** DESCRIÇÃO DA TAREFA **
Reescreva de forma mais breve o parágrafo do trecho da página que começa com "Isso porque, na hipótese", mantendo seus fatos principais.

A questão aqui discutida foi devidamente esclarecida por este Relator, quando da prolação da decisão liminar, que indeferiu o pedido de efeito suspensivo formulado nos presentes autos, tendo em vista a ausência no preenchimento dos requisitos imprescindíveis à concessão da medida liminar. Desta forma, com o intuito de evitar desnecessária tautologia, adotam-se como razões do presente voto os fundamentos consignados na referida decisão, nos seguintes termos:

"[...]

Primeiramente, não tem razão a concessionária agravante quanto à preliminar de ilegitimidade passiva que alegou.

Isso porque, na hipótese, a responsabilidade da CELESC é indiscutível, uma vez que foi ela própria a responsável direta pela negativa no fornecimento de energia elétrica à residência do agravado. Desse modo é insustentável a preliminar de ilegitimidade arguida pela concessionária (art. 485, inciso VI, do CPC/15), porquanto, na hipótese, resta configurada a responsabilidade da ré, que negou o fornecimento de energia elétrica à residência do agravado em razão da suposta irregularidade do imóvel.

Portanto, devidamente verificado que quem deu a negativa para o fornecimento de energia elétrica à casa do agravado foi a CELESC, essa circunstância lhe confere legitimidade para figurar sozinha no polo passivo da demanda.

Rejeita-se, pois, a preliminar suscitada pela agravante.

Superado este ponto, adianta-se, há que ser negado o pedido de efeito suspensivo almejado.

Isso porque, não obstante os argumentos levantados pela concessionária estarem em consonância com o entendimento deste Tribunal de Justiça, trata-se de caso excepcional que merece algumas considerações.

** DADOS **

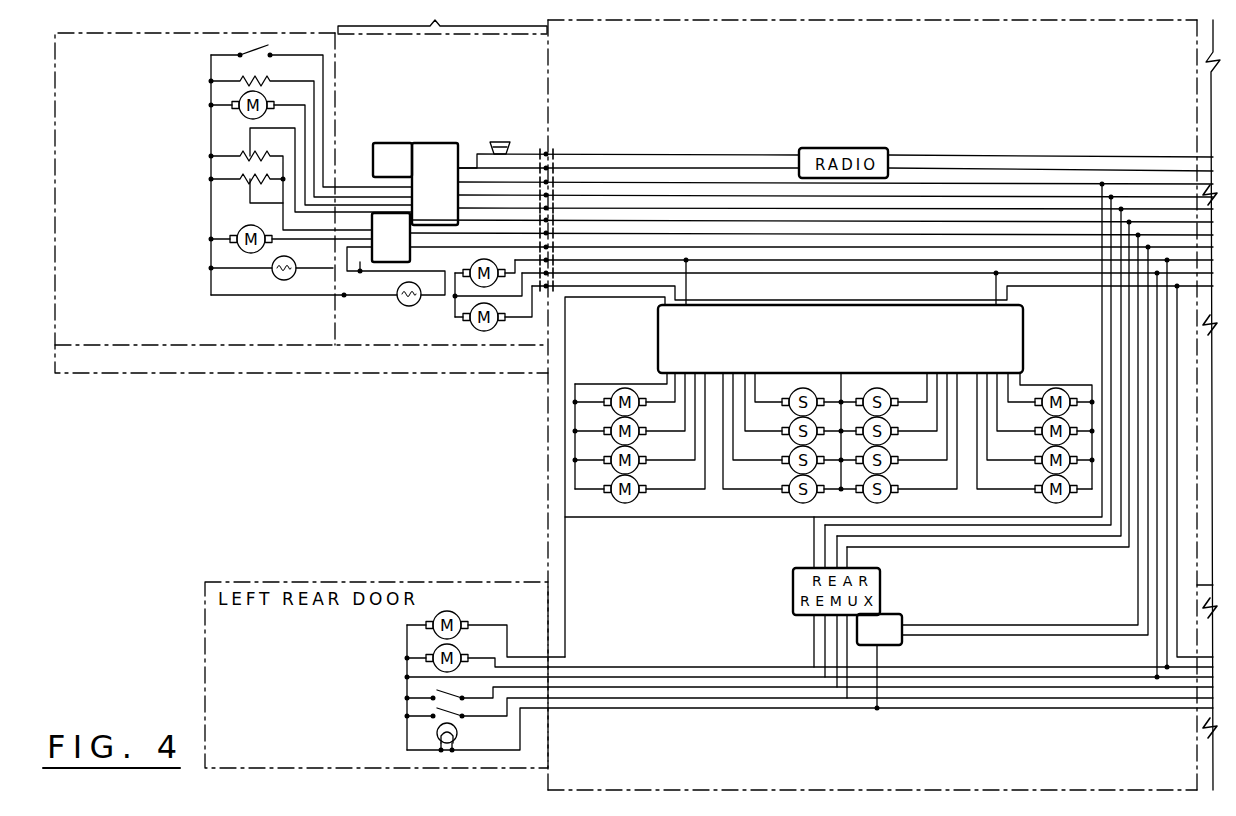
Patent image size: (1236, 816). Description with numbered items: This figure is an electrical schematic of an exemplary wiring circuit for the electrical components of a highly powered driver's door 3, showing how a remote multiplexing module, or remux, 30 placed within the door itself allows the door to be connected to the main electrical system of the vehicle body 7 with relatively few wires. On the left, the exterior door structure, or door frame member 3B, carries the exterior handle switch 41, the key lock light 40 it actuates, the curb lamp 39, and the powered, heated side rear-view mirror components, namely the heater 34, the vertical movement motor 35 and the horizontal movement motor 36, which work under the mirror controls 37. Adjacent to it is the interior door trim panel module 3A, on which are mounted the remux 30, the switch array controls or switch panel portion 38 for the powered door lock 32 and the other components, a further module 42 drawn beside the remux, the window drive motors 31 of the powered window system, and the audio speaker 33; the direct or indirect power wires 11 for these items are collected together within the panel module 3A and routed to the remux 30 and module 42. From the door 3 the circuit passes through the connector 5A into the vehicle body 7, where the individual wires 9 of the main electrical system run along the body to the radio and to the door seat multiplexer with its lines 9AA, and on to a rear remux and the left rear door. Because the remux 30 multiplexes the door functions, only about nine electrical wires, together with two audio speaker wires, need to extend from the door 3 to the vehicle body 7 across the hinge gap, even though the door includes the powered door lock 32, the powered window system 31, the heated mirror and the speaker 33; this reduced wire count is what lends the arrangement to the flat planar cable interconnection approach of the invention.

** RESPOSTA **
A CELESC é responsável porque foi ela quem negou diretamente o fornecimento de energia elétrica à residência do agravado, em razão da suposta irregularidade do imóvel. Por isso, a preliminar de ilegitimidade arguida pela concessionária (art. 485, inciso VI, do CPC/15) é insustentável.